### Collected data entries
# # # # #

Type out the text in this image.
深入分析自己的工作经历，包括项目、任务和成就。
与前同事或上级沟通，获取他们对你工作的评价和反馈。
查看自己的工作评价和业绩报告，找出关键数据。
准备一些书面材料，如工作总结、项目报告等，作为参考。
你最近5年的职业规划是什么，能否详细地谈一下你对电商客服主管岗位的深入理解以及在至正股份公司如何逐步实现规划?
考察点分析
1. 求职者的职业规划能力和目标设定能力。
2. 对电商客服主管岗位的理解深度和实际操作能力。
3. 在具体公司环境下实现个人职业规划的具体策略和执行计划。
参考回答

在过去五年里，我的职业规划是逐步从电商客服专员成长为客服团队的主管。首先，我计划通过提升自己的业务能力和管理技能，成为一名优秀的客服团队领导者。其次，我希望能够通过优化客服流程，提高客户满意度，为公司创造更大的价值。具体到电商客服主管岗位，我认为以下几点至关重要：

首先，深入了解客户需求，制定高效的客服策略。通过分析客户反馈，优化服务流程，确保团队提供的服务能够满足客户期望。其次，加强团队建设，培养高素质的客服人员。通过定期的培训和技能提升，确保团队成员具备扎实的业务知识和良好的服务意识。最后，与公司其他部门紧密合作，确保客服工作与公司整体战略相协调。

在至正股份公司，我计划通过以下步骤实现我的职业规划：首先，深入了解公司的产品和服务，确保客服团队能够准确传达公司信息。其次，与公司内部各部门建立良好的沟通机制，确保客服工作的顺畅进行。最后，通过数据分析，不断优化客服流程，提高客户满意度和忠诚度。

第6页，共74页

# # # # #

### Task to complete
Give back the whole listing, word for word.

### Reply
Type out the text in this image.
深入分析自己的工作经历，包括项目、任务和成就。
与前同事或上级沟通，获取他们对你工作的评价和反馈。
查看自己的工作评价和业绩报告，找出关键数据。
准备一些书面材料，如工作总结、项目报告等，作为参考。
你最近5年的职业规划是什么，能否详细地谈一下你对电商客服主管岗位的深入理解以及在至正股份公司如何逐步实现规划?
考察点分析
1. 求职者的职业规划能力和目标设定能力。
2. 对电商客服主管岗位的理解深度和实际操作能力。
3. 在具体公司环境下实现个人职业规划的具体策略和执行计划。
参考回答

在过去五年里，我的职业规划是逐步从电商客服专员成长为客服团队的主管。首先，我计划通过提升自己的业务能力和管理技能，成为一名优秀的客服团队领导者。其次，我希望能够通过优化客服流程，提高客户满意度，为公司创造更大的价值。具体到电商客服主管岗位，我认为以下几点至关重要：

首先，深入了解客户需求，制定高效的客服策略。通过分析客户反馈，优化服务流程，确保团队提供的服务能够满足客户期望。其次，加强团队建设，培养高素质的客服人员。通过定期的培训和技能提升，确保团队成员具备扎实的业务知识和良好的服务意识。最后，与公司其他部门紧密合作，确保客服工作与公司整体战略相协调。

在至正股份公司，我计划通过以下步骤实现我的职业规划：首先，深入了解公司的产品和服务，确保客服团队能够准确传达公司信息。其次，与公司内部各部门建立良好的沟通机制，确保客服工作的顺畅进行。最后，通过数据分析，不断优化客服流程，提高客户满意度和忠诚度。

第6页，共74页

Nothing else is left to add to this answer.